---- INPUT RECORDS

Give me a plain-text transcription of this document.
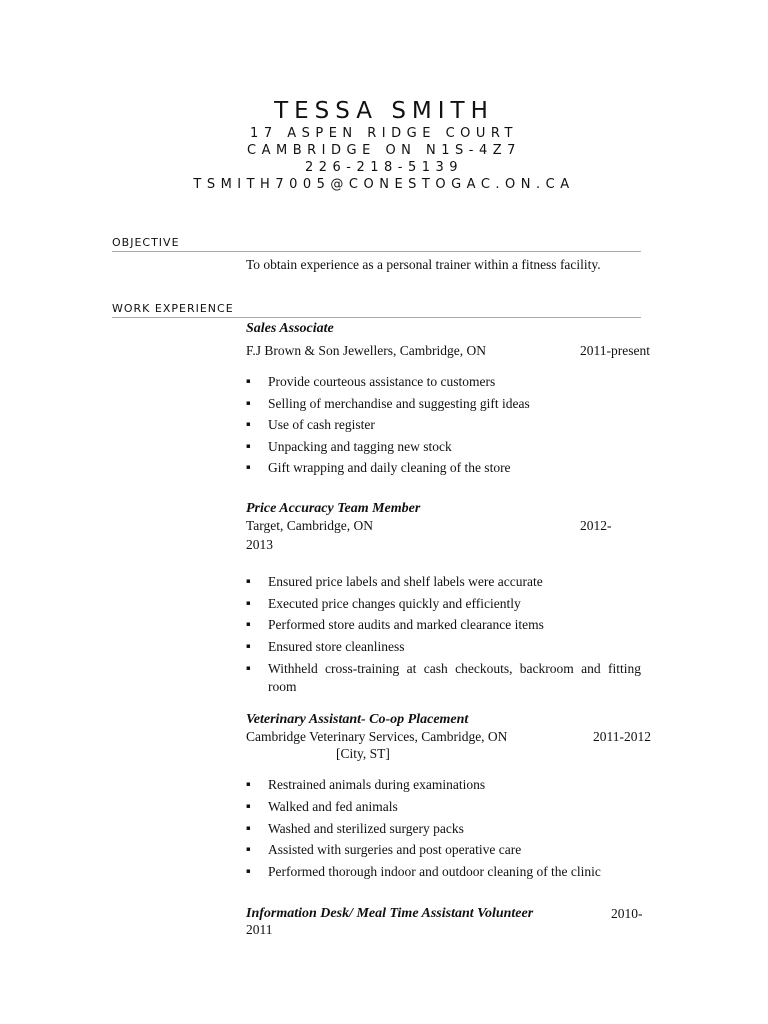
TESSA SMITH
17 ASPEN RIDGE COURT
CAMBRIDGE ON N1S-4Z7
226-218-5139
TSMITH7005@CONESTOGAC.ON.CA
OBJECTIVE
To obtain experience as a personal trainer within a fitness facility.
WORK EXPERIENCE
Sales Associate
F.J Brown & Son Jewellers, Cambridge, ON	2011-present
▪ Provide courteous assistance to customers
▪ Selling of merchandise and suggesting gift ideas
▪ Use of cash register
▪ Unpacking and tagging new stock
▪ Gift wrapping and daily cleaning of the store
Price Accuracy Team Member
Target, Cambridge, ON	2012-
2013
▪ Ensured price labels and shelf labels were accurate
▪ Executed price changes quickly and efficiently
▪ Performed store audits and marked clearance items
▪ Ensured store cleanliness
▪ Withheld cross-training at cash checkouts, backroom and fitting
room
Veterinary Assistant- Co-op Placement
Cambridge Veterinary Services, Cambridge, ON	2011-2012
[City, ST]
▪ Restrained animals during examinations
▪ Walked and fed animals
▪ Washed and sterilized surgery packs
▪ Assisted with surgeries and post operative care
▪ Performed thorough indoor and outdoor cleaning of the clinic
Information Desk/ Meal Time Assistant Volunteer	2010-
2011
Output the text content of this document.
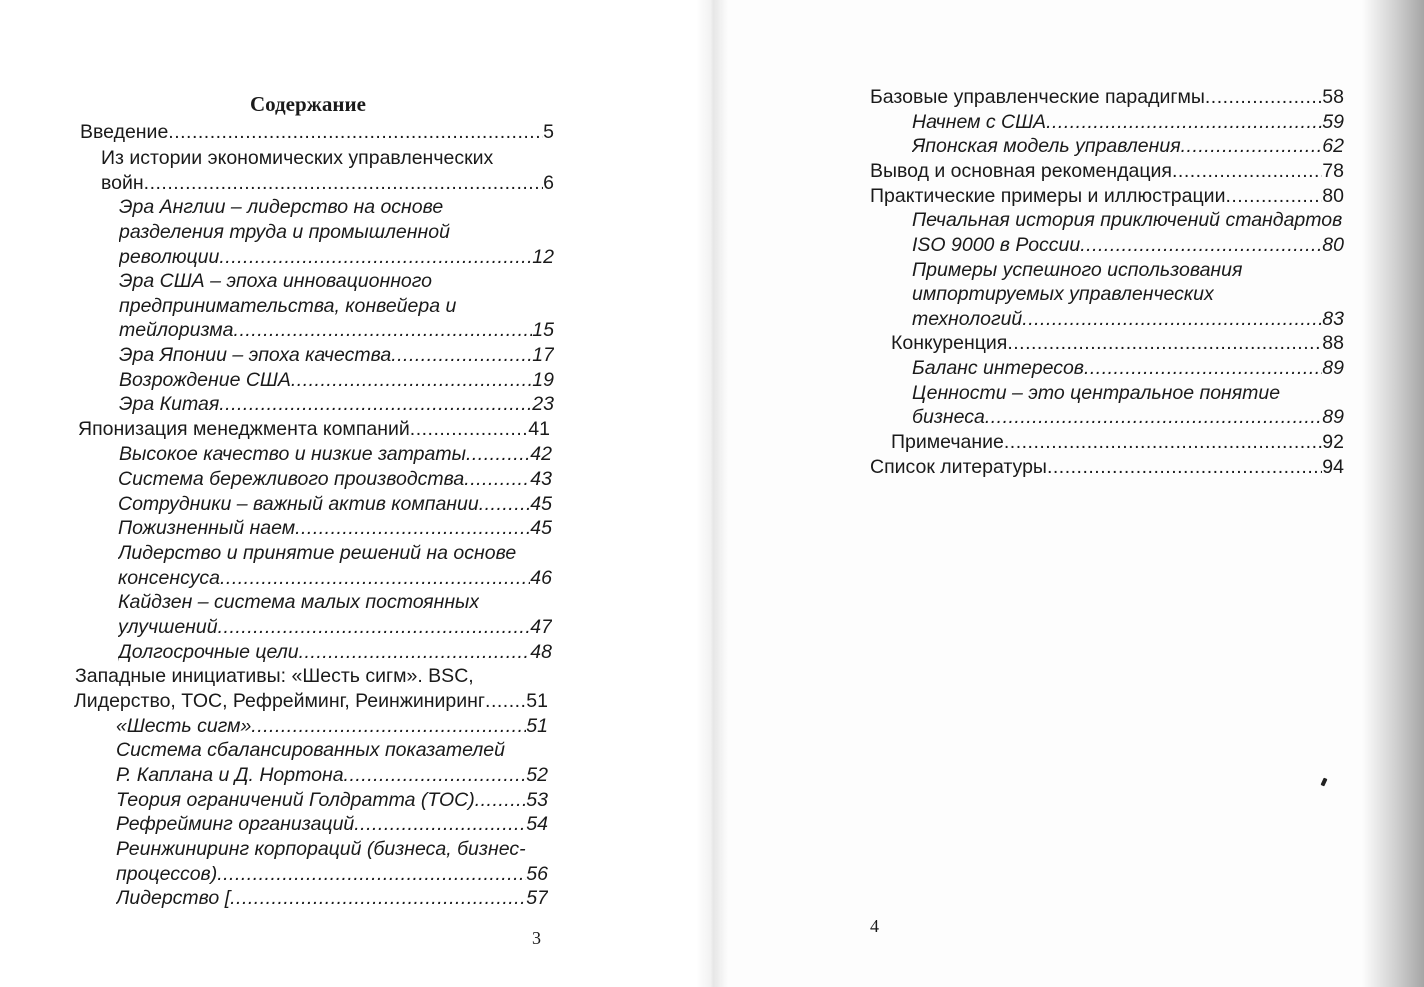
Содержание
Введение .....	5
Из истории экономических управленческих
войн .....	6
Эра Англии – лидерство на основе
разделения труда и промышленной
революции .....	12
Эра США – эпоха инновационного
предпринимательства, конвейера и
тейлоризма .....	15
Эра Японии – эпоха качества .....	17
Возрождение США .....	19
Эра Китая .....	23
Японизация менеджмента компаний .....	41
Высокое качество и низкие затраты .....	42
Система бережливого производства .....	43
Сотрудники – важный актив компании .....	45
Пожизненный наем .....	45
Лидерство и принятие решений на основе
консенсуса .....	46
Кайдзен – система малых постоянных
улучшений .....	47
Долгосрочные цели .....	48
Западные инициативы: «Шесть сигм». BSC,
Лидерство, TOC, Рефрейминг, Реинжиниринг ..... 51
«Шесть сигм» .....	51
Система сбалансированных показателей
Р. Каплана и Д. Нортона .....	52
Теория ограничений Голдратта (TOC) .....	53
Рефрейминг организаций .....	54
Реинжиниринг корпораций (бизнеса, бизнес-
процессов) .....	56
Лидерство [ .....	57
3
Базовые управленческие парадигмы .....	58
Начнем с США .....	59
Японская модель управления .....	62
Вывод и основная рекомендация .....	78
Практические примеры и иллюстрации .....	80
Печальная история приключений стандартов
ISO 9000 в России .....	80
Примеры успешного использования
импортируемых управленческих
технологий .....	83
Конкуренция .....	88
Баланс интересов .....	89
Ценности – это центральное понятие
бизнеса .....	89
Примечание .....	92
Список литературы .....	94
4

--------

(WHAT YOU SHOULD DO): Pull every line containing "Ensured" out of the records.

(FINISHED ANSWER):
▪ Ensured price labels and shelf labels were accurate
▪ Ensured store cleanliness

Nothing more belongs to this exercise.